*WHAT IS BEING ASKED:*
The listing below should be printed exactly, every line of it. Skip the pictures.

[START OF RECORDS TO USE]

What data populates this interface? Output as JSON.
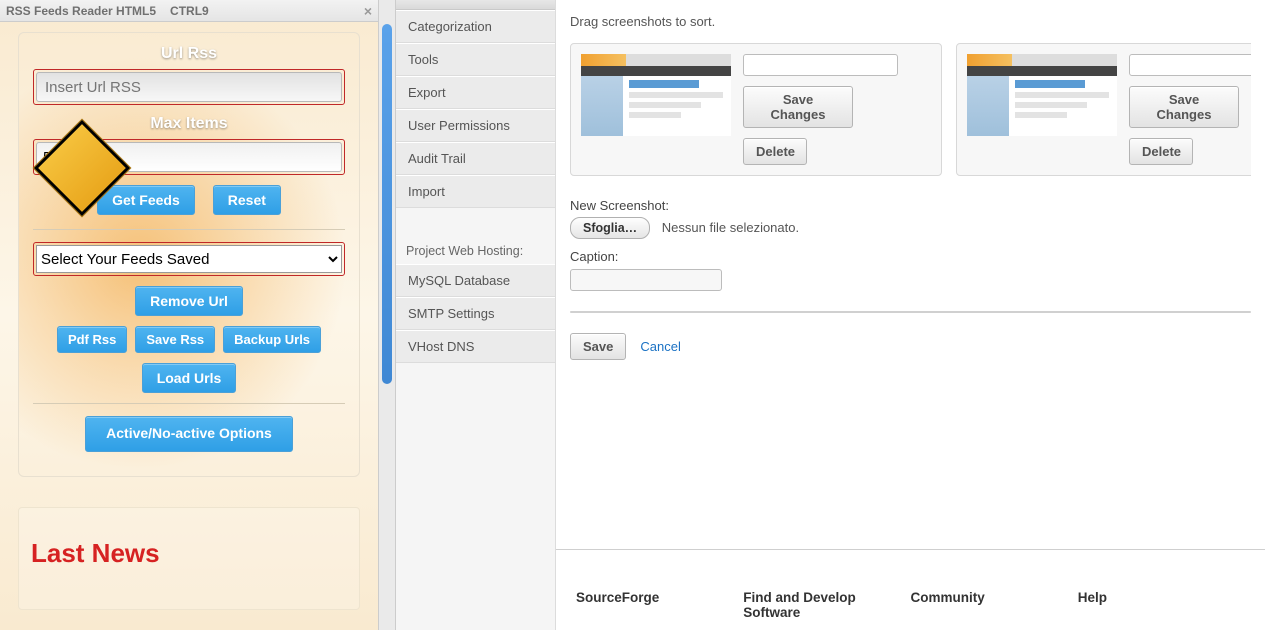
{
  "titlebar": {
    "title": "RSS Feeds Reader HTML5",
    "hotkey": "CTRL9"
  },
  "rss": {
    "url_label": "Url Rss",
    "url_placeholder": "Insert Url RSS",
    "max_items_label": "Max Items",
    "max_items_value": "5",
    "get_feeds": "Get Feeds",
    "reset": "Reset",
    "select_placeholder": "Select Your Feeds Saved",
    "remove_url": "Remove Url",
    "pdf_rss": "Pdf Rss",
    "save_rss": "Save Rss",
    "backup_urls": "Backup Urls",
    "load_urls": "Load Urls",
    "active_options": "Active/No-active Options"
  },
  "last_news": {
    "heading": "Last News"
  },
  "nav": {
    "items": [
      "Categorization",
      "Tools",
      "Export",
      "User Permissions",
      "Audit Trail",
      "Import"
    ],
    "hosting_header": "Project Web Hosting:",
    "hosting_items": [
      "MySQL Database",
      "SMTP Settings",
      "VHost DNS"
    ]
  },
  "screenshots": {
    "instruction": "Drag screenshots to sort.",
    "save_changes": "Save Changes",
    "delete": "Delete",
    "new_label": "New Screenshot:",
    "browse": "Sfoglia…",
    "no_file": "Nessun file selezionato.",
    "caption_label": "Caption:",
    "save": "Save",
    "cancel": "Cancel"
  },
  "footer": {
    "cols": [
      "SourceForge",
      "Find and Develop Software",
      "Community",
      "Help"
    ]
  }
}
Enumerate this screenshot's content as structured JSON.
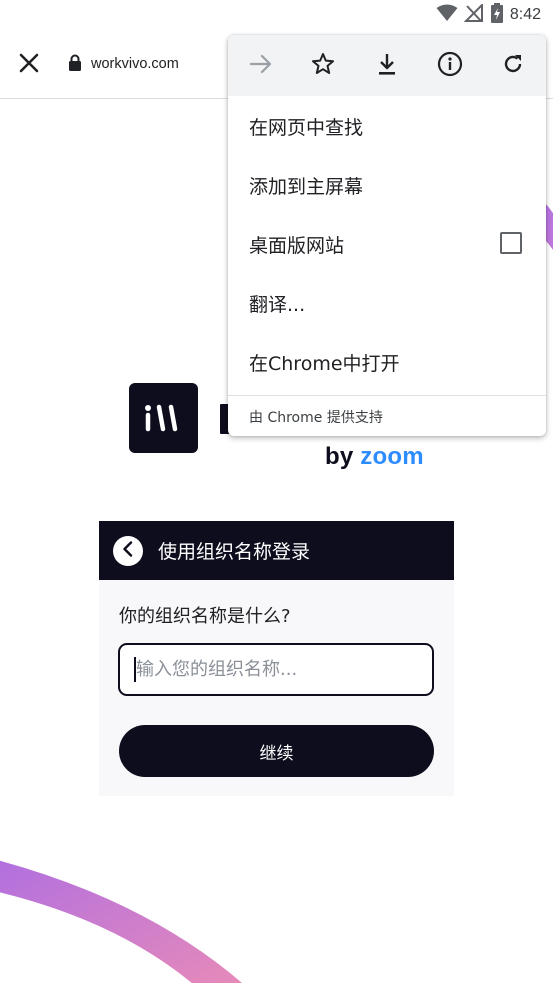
{
  "status_bar": {
    "time": "8:42",
    "icons": [
      "wifi-icon",
      "no-signal-icon",
      "battery-charging-icon"
    ]
  },
  "toolbar": {
    "close_icon": "close-icon",
    "lock_icon": "lock-icon",
    "url": "workvivo.com"
  },
  "menu": {
    "top_icons": [
      "forward-arrow-icon",
      "bookmark-star-icon",
      "download-icon",
      "info-icon",
      "reload-icon"
    ],
    "items": [
      {
        "label": "在网页中查找"
      },
      {
        "label": "添加到主屏幕"
      },
      {
        "label": "桌面版网站",
        "checked": false
      },
      {
        "label": "翻译..."
      },
      {
        "label": "在Chrome中打开"
      }
    ],
    "footer": "由 Chrome 提供支持"
  },
  "brand": {
    "byline_by": "by",
    "byline_zoom": "zoom",
    "colors": {
      "dark": "#0d0d1e",
      "zoom_blue": "#2d8cff",
      "arc_start": "#b06fe0",
      "arc_end": "#e98bb8"
    }
  },
  "login": {
    "header_title": "使用组织名称登录",
    "question": "你的组织名称是什么?",
    "input_value": "",
    "input_placeholder": "输入您的组织名称...",
    "continue_label": "继续"
  }
}
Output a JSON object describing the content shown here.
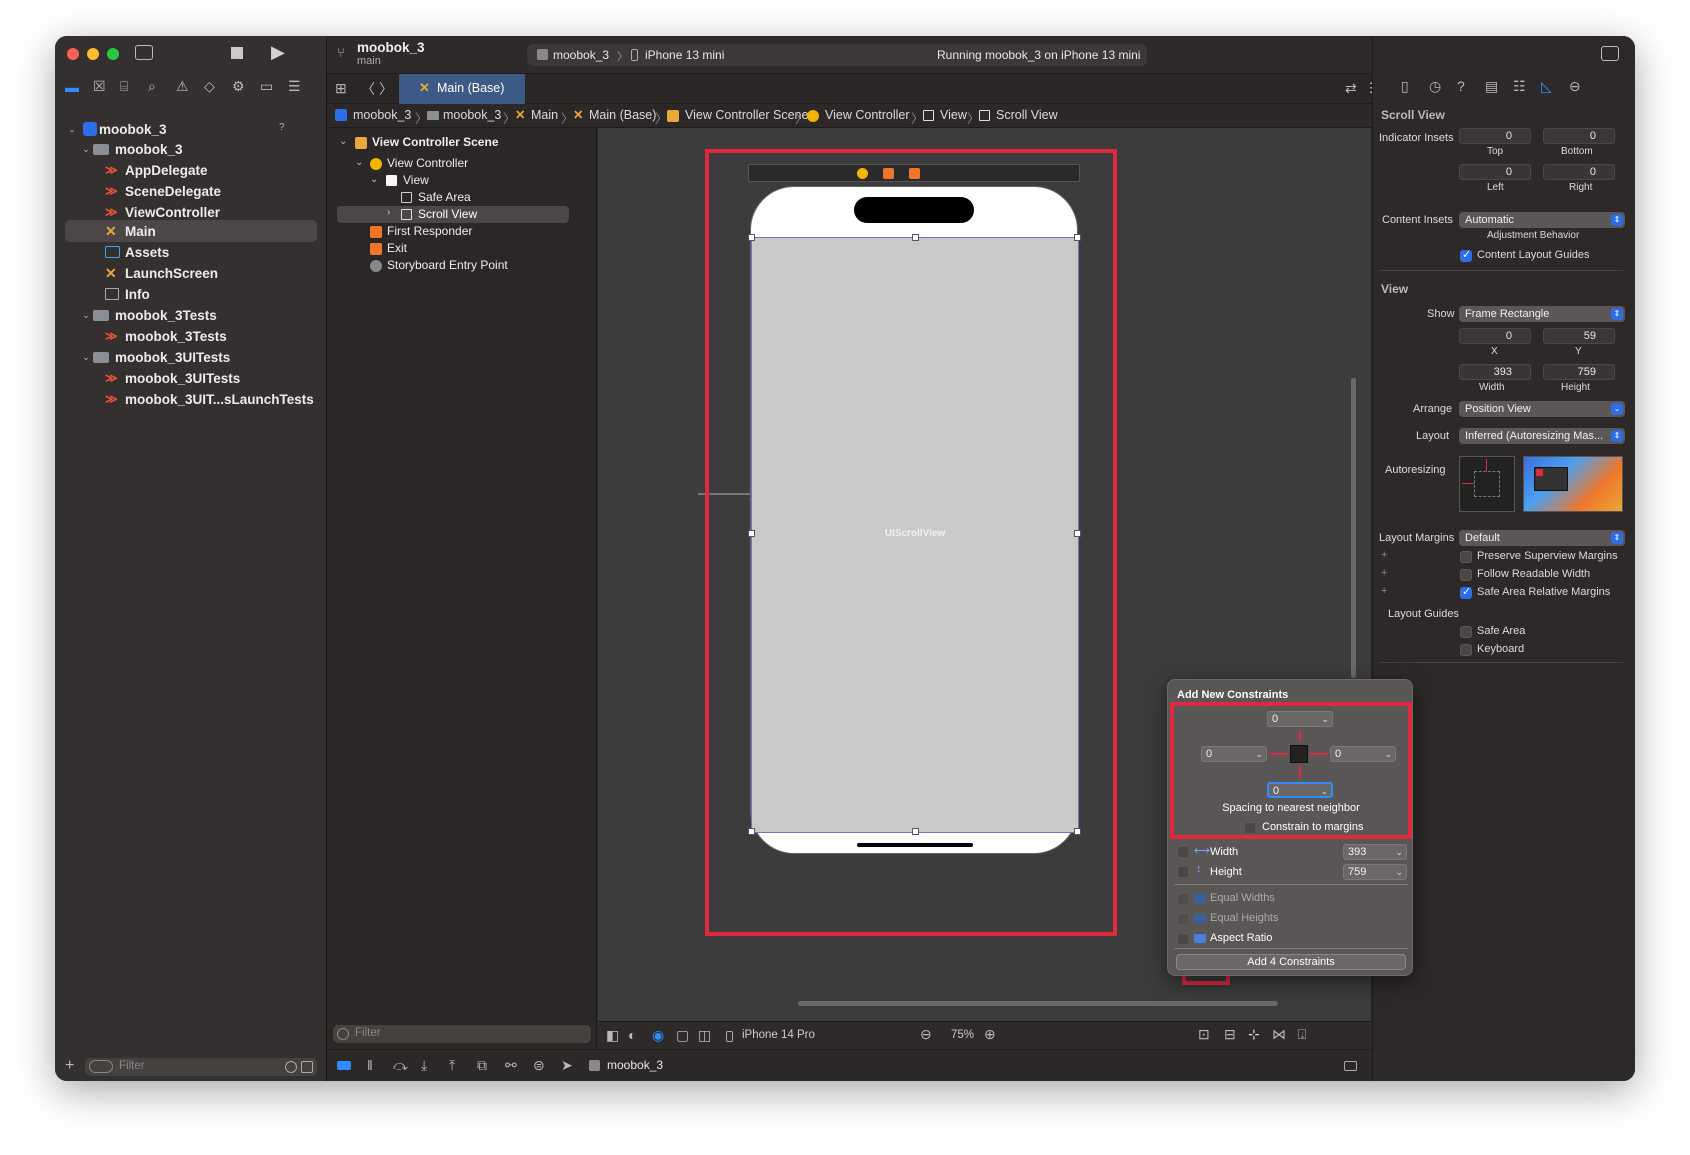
{
  "window": {
    "title": "moobok_3",
    "branch": "main"
  },
  "scheme": {
    "target": "moobok_3",
    "device": "iPhone 13 mini",
    "status": "Running moobok_3 on iPhone 13 mini"
  },
  "tab": {
    "label": "Main (Base)"
  },
  "breadcrumb": [
    "moobok_3",
    "moobok_3",
    "Main",
    "Main (Base)",
    "View Controller Scene",
    "View Controller",
    "View",
    "Scroll View"
  ],
  "navigator": {
    "items": [
      {
        "label": "moobok_3",
        "kind": "project",
        "badge": "?"
      },
      {
        "label": "moobok_3",
        "kind": "folder"
      },
      {
        "label": "AppDelegate",
        "kind": "swift"
      },
      {
        "label": "SceneDelegate",
        "kind": "swift"
      },
      {
        "label": "ViewController",
        "kind": "swift"
      },
      {
        "label": "Main",
        "kind": "storyboard"
      },
      {
        "label": "Assets",
        "kind": "assets"
      },
      {
        "label": "LaunchScreen",
        "kind": "storyboard"
      },
      {
        "label": "Info",
        "kind": "plist"
      },
      {
        "label": "moobok_3Tests",
        "kind": "folder"
      },
      {
        "label": "moobok_3Tests",
        "kind": "swift"
      },
      {
        "label": "moobok_3UITests",
        "kind": "folder"
      },
      {
        "label": "moobok_3UITests",
        "kind": "swift"
      },
      {
        "label": "moobok_3UIT...sLaunchTests",
        "kind": "swift"
      }
    ],
    "filter_placeholder": "Filter"
  },
  "outline": {
    "items": [
      "View Controller Scene",
      "View Controller",
      "View",
      "Safe Area",
      "Scroll View",
      "First Responder",
      "Exit",
      "Storyboard Entry Point"
    ],
    "filter_placeholder": "Filter"
  },
  "canvas": {
    "scrollview_label": "UIScrollView",
    "device": "iPhone 14 Pro",
    "zoom": "75%"
  },
  "debug": {
    "target": "moobok_3"
  },
  "inspector": {
    "scroll_view_title": "Scroll View",
    "indicator_insets_label": "Indicator Insets",
    "insets": {
      "top": "0",
      "bottom": "0",
      "left": "0",
      "right": "0"
    },
    "inset_labels": {
      "top": "Top",
      "bottom": "Bottom",
      "left": "Left",
      "right": "Right"
    },
    "content_insets_label": "Content Insets",
    "content_insets_value": "Automatic",
    "adjustment_behavior": "Adjustment Behavior",
    "content_layout_guides": "Content Layout Guides",
    "view_title": "View",
    "show_label": "Show",
    "show_value": "Frame Rectangle",
    "x": "0",
    "y": "59",
    "width": "393",
    "height": "759",
    "xy_labels": {
      "x": "X",
      "y": "Y",
      "width": "Width",
      "height": "Height"
    },
    "arrange_label": "Arrange",
    "arrange_value": "Position View",
    "layout_label": "Layout",
    "layout_value": "Inferred (Autoresizing Mas...",
    "autoresizing_label": "Autoresizing",
    "layout_margins_label": "Layout Margins",
    "layout_margins_value": "Default",
    "preserve": "Preserve Superview Margins",
    "follow": "Follow Readable Width",
    "safe_area_relative": "Safe Area Relative Margins",
    "layout_guides_label": "Layout Guides",
    "safe_area": "Safe Area",
    "keyboard": "Keyboard"
  },
  "popover": {
    "title": "Add New Constraints",
    "top": "0",
    "left": "0",
    "right": "0",
    "bottom": "0",
    "spacing_label": "Spacing to nearest neighbor",
    "constrain_margins": "Constrain to margins",
    "width_label": "Width",
    "width_value": "393",
    "height_label": "Height",
    "height_value": "759",
    "equal_widths": "Equal Widths",
    "equal_heights": "Equal Heights",
    "aspect_ratio": "Aspect Ratio",
    "add_button": "Add 4 Constraints"
  },
  "colors": {
    "highlight_red": "#e0293f",
    "accent_blue": "#2d6ee6",
    "scrollview_gray": "#c9c9c9"
  }
}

[END OF RECORDS TO USE]

*RESPONSE TO THE TASK:*
What data populates this interface? Output as JSON.
{
  "titlebar": {
    "title": "RSS Feeds Reader HTML5",
    "hotkey": "CTRL9"
  },
  "rss": {
    "url_label": "Url Rss",
    "url_placeholder": "Insert Url RSS",
    "max_items_label": "Max Items",
    "max_items_value": "5",
    "get_feeds": "Get Feeds",
    "reset": "Reset",
    "select_placeholder": "Select Your Feeds Saved",
    "remove_url": "Remove Url",
    "pdf_rss": "Pdf Rss",
    "save_rss": "Save Rss",
    "backup_urls": "Backup Urls",
    "load_urls": "Load Urls",
    "active_options": "Active/No-active Options"
  },
  "last_news": {
    "heading": "Last News"
  },
  "nav": {
    "items": [
      "Categorization",
      "Tools",
      "Export",
      "User Permissions",
      "Audit Trail",
      "Import"
    ],
    "hosting_header": "Project Web Hosting:",
    "hosting_items": [
      "MySQL Database",
      "SMTP Settings",
      "VHost DNS"
    ]
  },
  "screenshots": {
    "instruction": "Drag screenshots to sort.",
    "save_changes": "Save Changes",
    "delete": "Delete",
    "new_label": "New Screenshot:",
    "browse": "Sfoglia…",
    "no_file": "Nessun file selezionato.",
    "caption_label": "Caption:",
    "save": "Save",
    "cancel": "Cancel"
  },
  "footer": {
    "cols": [
      "SourceForge",
      "Find and Develop Software",
      "Community",
      "Help"
    ]
  }
}
Enumerate this screenshot's content as structured JSON.
{
  "status_bar": {
    "time": "8:42",
    "icons": [
      "wifi-icon",
      "no-signal-icon",
      "battery-charging-icon"
    ]
  },
  "toolbar": {
    "close_icon": "close-icon",
    "lock_icon": "lock-icon",
    "url": "workvivo.com"
  },
  "menu": {
    "top_icons": [
      "forward-arrow-icon",
      "bookmark-star-icon",
      "download-icon",
      "info-icon",
      "reload-icon"
    ],
    "items": [
      {
        "label": "在网页中查找"
      },
      {
        "label": "添加到主屏幕"
      },
      {
        "label": "桌面版网站",
        "checked": false
      },
      {
        "label": "翻译..."
      },
      {
        "label": "在Chrome中打开"
      }
    ],
    "footer": "由 Chrome 提供支持"
  },
  "brand": {
    "byline_by": "by",
    "byline_zoom": "zoom",
    "colors": {
      "dark": "#0d0d1e",
      "zoom_blue": "#2d8cff",
      "arc_start": "#b06fe0",
      "arc_end": "#e98bb8"
    }
  },
  "login": {
    "header_title": "使用组织名称登录",
    "question": "你的组织名称是什么?",
    "input_value": "",
    "input_placeholder": "输入您的组织名称...",
    "continue_label": "继续"
  }
}
Output a JSON object describing the content shown here.
{
  "window": {
    "title": "moobok_3",
    "branch": "main"
  },
  "scheme": {
    "target": "moobok_3",
    "device": "iPhone 13 mini",
    "status": "Running moobok_3 on iPhone 13 mini"
  },
  "tab": {
    "label": "Main (Base)"
  },
  "breadcrumb": [
    "moobok_3",
    "moobok_3",
    "Main",
    "Main (Base)",
    "View Controller Scene",
    "View Controller",
    "View",
    "Scroll View"
  ],
  "navigator": {
    "items": [
      {
        "label": "moobok_3",
        "kind": "project",
        "badge": "?"
      },
      {
        "label": "moobok_3",
        "kind": "folder"
      },
      {
        "label": "AppDelegate",
        "kind": "swift"
      },
      {
        "label": "SceneDelegate",
        "kind": "swift"
      },
      {
        "label": "ViewController",
        "kind": "swift"
      },
      {
        "label": "Main",
        "kind": "storyboard"
      },
      {
        "label": "Assets",
        "kind": "assets"
      },
      {
        "label": "LaunchScreen",
        "kind": "storyboard"
      },
      {
        "label": "Info",
        "kind": "plist"
      },
      {
        "label": "moobok_3Tests",
        "kind": "folder"
      },
      {
        "label": "moobok_3Tests",
        "kind": "swift"
      },
      {
        "label": "moobok_3UITests",
        "kind": "folder"
      },
      {
        "label": "moobok_3UITests",
        "kind": "swift"
      },
      {
        "label": "moobok_3UIT...sLaunchTests",
        "kind": "swift"
      }
    ],
    "filter_placeholder": "Filter"
  },
  "outline": {
    "items": [
      "View Controller Scene",
      "View Controller",
      "View",
      "Safe Area",
      "Scroll View",
      "First Responder",
      "Exit",
      "Storyboard Entry Point"
    ],
    "filter_placeholder": "Filter"
  },
  "canvas": {
    "scrollview_label": "UIScrollView",
    "device": "iPhone 14 Pro",
    "zoom": "75%"
  },
  "debug": {
    "target": "moobok_3"
  },
  "inspector": {
    "scroll_view_title": "Scroll View",
    "indicator_insets_label": "Indicator Insets",
    "insets": {
      "top": "0",
      "bottom": "0",
      "left": "0",
      "right": "0"
    },
    "inset_labels": {
      "top": "Top",
      "bottom": "Bottom",
      "left": "Left",
      "right": "Right"
    },
    "content_insets_label": "Content Insets",
    "content_insets_value": "Automatic",
    "adjustment_behavior": "Adjustment Behavior",
    "content_layout_guides": "Content Layout Guides",
    "view_title": "View",
    "show_label": "Show",
    "show_value": "Frame Rectangle",
    "x": "0",
    "y": "59",
    "width": "393",
    "height": "759",
    "xy_labels": {
      "x": "X",
      "y": "Y",
      "width": "Width",
      "height": "Height"
    },
    "arrange_label": "Arrange",
    "arrange_value": "Position View",
    "layout_label": "Layout",
    "layout_value": "Inferred (Autoresizing Mas...",
    "autoresizing_label": "Autoresizing",
    "layout_margins_label": "Layout Margins",
    "layout_margins_value": "Default",
    "preserve": "Preserve Superview Margins",
    "follow": "Follow Readable Width",
    "safe_area_relative": "Safe Area Relative Margins",
    "layout_guides_label": "Layout Guides",
    "safe_area": "Safe Area",
    "keyboard": "Keyboard"
  },
  "popover": {
    "title": "Add New Constraints",
    "top": "0",
    "left": "0",
    "right": "0",
    "bottom": "0",
    "spacing_label": "Spacing to nearest neighbor",
    "constrain_margins": "Constrain to margins",
    "width_label": "Width",
    "width_value": "393",
    "height_label": "Height",
    "height_value": "759",
    "equal_widths": "Equal Widths",
    "equal_heights": "Equal Heights",
    "aspect_ratio": "Aspect Ratio",
    "add_button": "Add 4 Constraints"
  },
  "colors": {
    "highlight_red": "#e0293f",
    "accent_blue": "#2d6ee6",
    "scrollview_gray": "#c9c9c9"
  }
}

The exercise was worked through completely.